— GOAL OF THE EXERCISE —
Transcribe each line exactly.
+++
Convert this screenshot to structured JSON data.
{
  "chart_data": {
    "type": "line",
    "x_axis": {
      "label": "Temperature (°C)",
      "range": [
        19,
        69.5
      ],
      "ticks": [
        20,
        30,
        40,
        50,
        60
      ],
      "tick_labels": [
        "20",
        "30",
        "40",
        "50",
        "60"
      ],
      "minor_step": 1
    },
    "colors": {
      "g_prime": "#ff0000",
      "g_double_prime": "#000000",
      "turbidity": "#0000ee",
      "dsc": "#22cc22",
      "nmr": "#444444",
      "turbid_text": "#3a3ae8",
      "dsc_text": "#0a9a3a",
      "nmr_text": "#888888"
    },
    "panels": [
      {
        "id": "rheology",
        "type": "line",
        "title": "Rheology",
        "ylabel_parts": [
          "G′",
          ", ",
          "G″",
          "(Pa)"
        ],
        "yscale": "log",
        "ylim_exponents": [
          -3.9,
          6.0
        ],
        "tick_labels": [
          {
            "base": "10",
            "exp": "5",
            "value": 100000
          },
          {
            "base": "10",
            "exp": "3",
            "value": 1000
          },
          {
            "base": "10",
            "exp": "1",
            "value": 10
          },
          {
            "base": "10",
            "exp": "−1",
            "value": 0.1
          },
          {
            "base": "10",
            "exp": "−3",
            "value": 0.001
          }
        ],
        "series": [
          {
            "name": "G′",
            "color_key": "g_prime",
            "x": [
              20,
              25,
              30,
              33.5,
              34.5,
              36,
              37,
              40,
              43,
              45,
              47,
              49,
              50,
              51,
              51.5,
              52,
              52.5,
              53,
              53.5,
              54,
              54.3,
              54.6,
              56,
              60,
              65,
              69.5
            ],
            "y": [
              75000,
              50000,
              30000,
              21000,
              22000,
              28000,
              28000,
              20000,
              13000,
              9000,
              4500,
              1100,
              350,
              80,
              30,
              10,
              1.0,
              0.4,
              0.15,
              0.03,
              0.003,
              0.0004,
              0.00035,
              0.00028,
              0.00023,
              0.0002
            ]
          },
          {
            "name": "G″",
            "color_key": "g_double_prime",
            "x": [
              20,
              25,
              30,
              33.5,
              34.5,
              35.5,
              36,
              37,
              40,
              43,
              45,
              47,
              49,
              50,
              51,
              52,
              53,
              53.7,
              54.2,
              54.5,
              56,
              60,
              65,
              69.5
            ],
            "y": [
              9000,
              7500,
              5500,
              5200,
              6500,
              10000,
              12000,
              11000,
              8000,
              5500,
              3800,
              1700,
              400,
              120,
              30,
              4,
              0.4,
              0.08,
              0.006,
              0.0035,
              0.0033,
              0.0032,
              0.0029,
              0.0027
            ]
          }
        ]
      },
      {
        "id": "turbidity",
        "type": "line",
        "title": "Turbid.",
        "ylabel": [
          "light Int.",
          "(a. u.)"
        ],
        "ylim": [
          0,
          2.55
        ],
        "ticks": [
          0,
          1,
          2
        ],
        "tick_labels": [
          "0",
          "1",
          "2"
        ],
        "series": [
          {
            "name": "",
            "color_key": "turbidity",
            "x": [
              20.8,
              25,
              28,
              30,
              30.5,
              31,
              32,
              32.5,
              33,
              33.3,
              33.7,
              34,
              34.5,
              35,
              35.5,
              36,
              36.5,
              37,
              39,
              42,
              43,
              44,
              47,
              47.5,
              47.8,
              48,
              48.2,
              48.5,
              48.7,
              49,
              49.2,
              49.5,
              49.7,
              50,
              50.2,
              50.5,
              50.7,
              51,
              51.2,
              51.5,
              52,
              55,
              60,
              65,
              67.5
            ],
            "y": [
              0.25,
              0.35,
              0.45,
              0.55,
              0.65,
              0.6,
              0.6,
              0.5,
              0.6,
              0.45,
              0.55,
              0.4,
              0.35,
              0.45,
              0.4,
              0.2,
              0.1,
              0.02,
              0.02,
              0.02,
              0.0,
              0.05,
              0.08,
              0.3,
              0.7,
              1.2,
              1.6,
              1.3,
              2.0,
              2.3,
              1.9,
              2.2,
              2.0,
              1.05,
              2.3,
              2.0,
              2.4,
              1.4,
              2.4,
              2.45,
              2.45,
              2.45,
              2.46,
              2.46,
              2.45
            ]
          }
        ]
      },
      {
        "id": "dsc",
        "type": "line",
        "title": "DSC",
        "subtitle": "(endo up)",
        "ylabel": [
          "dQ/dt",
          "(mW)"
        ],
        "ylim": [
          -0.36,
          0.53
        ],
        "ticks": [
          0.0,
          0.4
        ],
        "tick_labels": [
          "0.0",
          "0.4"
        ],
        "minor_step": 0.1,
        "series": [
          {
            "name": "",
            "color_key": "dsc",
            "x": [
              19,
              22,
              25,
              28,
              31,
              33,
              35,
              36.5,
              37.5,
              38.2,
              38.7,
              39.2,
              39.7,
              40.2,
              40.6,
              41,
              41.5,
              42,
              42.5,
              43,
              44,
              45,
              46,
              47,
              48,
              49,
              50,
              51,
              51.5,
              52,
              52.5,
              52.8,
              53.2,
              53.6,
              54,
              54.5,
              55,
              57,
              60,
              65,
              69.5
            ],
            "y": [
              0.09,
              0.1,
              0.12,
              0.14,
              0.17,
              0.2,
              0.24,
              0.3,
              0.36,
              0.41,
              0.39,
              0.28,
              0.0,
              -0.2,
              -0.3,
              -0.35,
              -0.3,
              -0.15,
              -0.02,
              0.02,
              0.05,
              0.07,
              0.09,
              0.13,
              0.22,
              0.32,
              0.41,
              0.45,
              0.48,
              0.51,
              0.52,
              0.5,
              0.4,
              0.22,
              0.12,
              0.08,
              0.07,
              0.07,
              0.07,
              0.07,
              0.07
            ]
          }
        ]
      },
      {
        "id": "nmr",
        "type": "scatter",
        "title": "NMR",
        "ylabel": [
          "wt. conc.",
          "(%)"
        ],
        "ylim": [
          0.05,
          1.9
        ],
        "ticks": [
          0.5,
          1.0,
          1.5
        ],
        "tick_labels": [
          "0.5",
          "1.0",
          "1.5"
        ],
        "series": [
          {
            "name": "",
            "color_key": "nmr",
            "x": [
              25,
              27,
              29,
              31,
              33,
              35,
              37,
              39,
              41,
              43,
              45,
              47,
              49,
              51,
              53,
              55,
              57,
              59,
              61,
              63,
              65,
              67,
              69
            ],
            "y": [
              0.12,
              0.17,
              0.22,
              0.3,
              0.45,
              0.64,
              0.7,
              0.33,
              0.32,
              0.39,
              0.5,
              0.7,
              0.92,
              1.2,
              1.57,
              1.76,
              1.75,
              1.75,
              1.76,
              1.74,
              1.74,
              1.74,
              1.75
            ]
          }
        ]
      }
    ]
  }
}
+++
— REPLY —
Convert this screenshot to structured JSON data.
{
  "chart_data": {
    "type": "line",
    "x_axis": {
      "label": "Temperature (°C)",
      "range": [
        19,
        69.5
      ],
      "ticks": [
        20,
        30,
        40,
        50,
        60
      ],
      "tick_labels": [
        "20",
        "30",
        "40",
        "50",
        "60"
      ],
      "minor_step": 1
    },
    "colors": {
      "g_prime": "#ff0000",
      "g_double_prime": "#000000",
      "turbidity": "#0000ee",
      "dsc": "#22cc22",
      "nmr": "#444444",
      "turbid_text": "#3a3ae8",
      "dsc_text": "#0a9a3a",
      "nmr_text": "#888888"
    },
    "panels": [
      {
        "id": "rheology",
        "type": "line",
        "title": "Rheology",
        "ylabel_parts": [
          "G′",
          ", ",
          "G″",
          "(Pa)"
        ],
        "yscale": "log",
        "ylim_exponents": [
          -3.9,
          6.0
        ],
        "tick_labels": [
          {
            "base": "10",
            "exp": "5",
            "value": 100000
          },
          {
            "base": "10",
            "exp": "3",
            "value": 1000
          },
          {
            "base": "10",
            "exp": "1",
            "value": 10
          },
          {
            "base": "10",
            "exp": "−1",
            "value": 0.1
          },
          {
            "base": "10",
            "exp": "−3",
            "value": 0.001
          }
        ],
        "series": [
          {
            "name": "G′",
            "color_key": "g_prime",
            "x": [
              20,
              25,
              30,
              33.5,
              34.5,
              36,
              37,
              40,
              43,
              45,
              47,
              49,
              50,
              51,
              51.5,
              52,
              52.5,
              53,
              53.5,
              54,
              54.3,
              54.6,
              56,
              60,
              65,
              69.5
            ],
            "y": [
              75000,
              50000,
              30000,
              21000,
              22000,
              28000,
              28000,
              20000,
              13000,
              9000,
              4500,
              1100,
              350,
              80,
              30,
              10,
              1.0,
              0.4,
              0.15,
              0.03,
              0.003,
              0.0004,
              0.00035,
              0.00028,
              0.00023,
              0.0002
            ]
          },
          {
            "name": "G″",
            "color_key": "g_double_prime",
            "x": [
              20,
              25,
              30,
              33.5,
              34.5,
              35.5,
              36,
              37,
              40,
              43,
              45,
              47,
              49,
              50,
              51,
              52,
              53,
              53.7,
              54.2,
              54.5,
              56,
              60,
              65,
              69.5
            ],
            "y": [
              9000,
              7500,
              5500,
              5200,
              6500,
              10000,
              12000,
              11000,
              8000,
              5500,
              3800,
              1700,
              400,
              120,
              30,
              4,
              0.4,
              0.08,
              0.006,
              0.0035,
              0.0033,
              0.0032,
              0.0029,
              0.0027
            ]
          }
        ]
      },
      {
        "id": "turbidity",
        "type": "line",
        "title": "Turbid.",
        "ylabel": [
          "light Int.",
          "(a. u.)"
        ],
        "ylim": [
          0,
          2.55
        ],
        "ticks": [
          0,
          1,
          2
        ],
        "tick_labels": [
          "0",
          "1",
          "2"
        ],
        "series": [
          {
            "name": "",
            "color_key": "turbidity",
            "x": [
              20.8,
              25,
              28,
              30,
              30.5,
              31,
              32,
              32.5,
              33,
              33.3,
              33.7,
              34,
              34.5,
              35,
              35.5,
              36,
              36.5,
              37,
              39,
              42,
              43,
              44,
              47,
              47.5,
              47.8,
              48,
              48.2,
              48.5,
              48.7,
              49,
              49.2,
              49.5,
              49.7,
              50,
              50.2,
              50.5,
              50.7,
              51,
              51.2,
              51.5,
              52,
              55,
              60,
              65,
              67.5
            ],
            "y": [
              0.25,
              0.35,
              0.45,
              0.55,
              0.65,
              0.6,
              0.6,
              0.5,
              0.6,
              0.45,
              0.55,
              0.4,
              0.35,
              0.45,
              0.4,
              0.2,
              0.1,
              0.02,
              0.02,
              0.02,
              0.0,
              0.05,
              0.08,
              0.3,
              0.7,
              1.2,
              1.6,
              1.3,
              2.0,
              2.3,
              1.9,
              2.2,
              2.0,
              1.05,
              2.3,
              2.0,
              2.4,
              1.4,
              2.4,
              2.45,
              2.45,
              2.45,
              2.46,
              2.46,
              2.45
            ]
          }
        ]
      },
      {
        "id": "dsc",
        "type": "line",
        "title": "DSC",
        "subtitle": "(endo up)",
        "ylabel": [
          "dQ/dt",
          "(mW)"
        ],
        "ylim": [
          -0.36,
          0.53
        ],
        "ticks": [
          0.0,
          0.4
        ],
        "tick_labels": [
          "0.0",
          "0.4"
        ],
        "minor_step": 0.1,
        "series": [
          {
            "name": "",
            "color_key": "dsc",
            "x": [
              19,
              22,
              25,
              28,
              31,
              33,
              35,
              36.5,
              37.5,
              38.2,
              38.7,
              39.2,
              39.7,
              40.2,
              40.6,
              41,
              41.5,
              42,
              42.5,
              43,
              44,
              45,
              46,
              47,
              48,
              49,
              50,
              51,
              51.5,
              52,
              52.5,
              52.8,
              53.2,
              53.6,
              54,
              54.5,
              55,
              57,
              60,
              65,
              69.5
            ],
            "y": [
              0.09,
              0.1,
              0.12,
              0.14,
              0.17,
              0.2,
              0.24,
              0.3,
              0.36,
              0.41,
              0.39,
              0.28,
              0.0,
              -0.2,
              -0.3,
              -0.35,
              -0.3,
              -0.15,
              -0.02,
              0.02,
              0.05,
              0.07,
              0.09,
              0.13,
              0.22,
              0.32,
              0.41,
              0.45,
              0.48,
              0.51,
              0.52,
              0.5,
              0.4,
              0.22,
              0.12,
              0.08,
              0.07,
              0.07,
              0.07,
              0.07,
              0.07
            ]
          }
        ]
      },
      {
        "id": "nmr",
        "type": "scatter",
        "title": "NMR",
        "ylabel": [
          "wt. conc.",
          "(%)"
        ],
        "ylim": [
          0.05,
          1.9
        ],
        "ticks": [
          0.5,
          1.0,
          1.5
        ],
        "tick_labels": [
          "0.5",
          "1.0",
          "1.5"
        ],
        "series": [
          {
            "name": "",
            "color_key": "nmr",
            "x": [
              25,
              27,
              29,
              31,
              33,
              35,
              37,
              39,
              41,
              43,
              45,
              47,
              49,
              51,
              53,
              55,
              57,
              59,
              61,
              63,
              65,
              67,
              69
            ],
            "y": [
              0.12,
              0.17,
              0.22,
              0.3,
              0.45,
              0.64,
              0.7,
              0.33,
              0.32,
              0.39,
              0.5,
              0.7,
              0.92,
              1.2,
              1.57,
              1.76,
              1.75,
              1.75,
              1.76,
              1.74,
              1.74,
              1.74,
              1.75
            ]
          }
        ]
      }
    ]
  }
}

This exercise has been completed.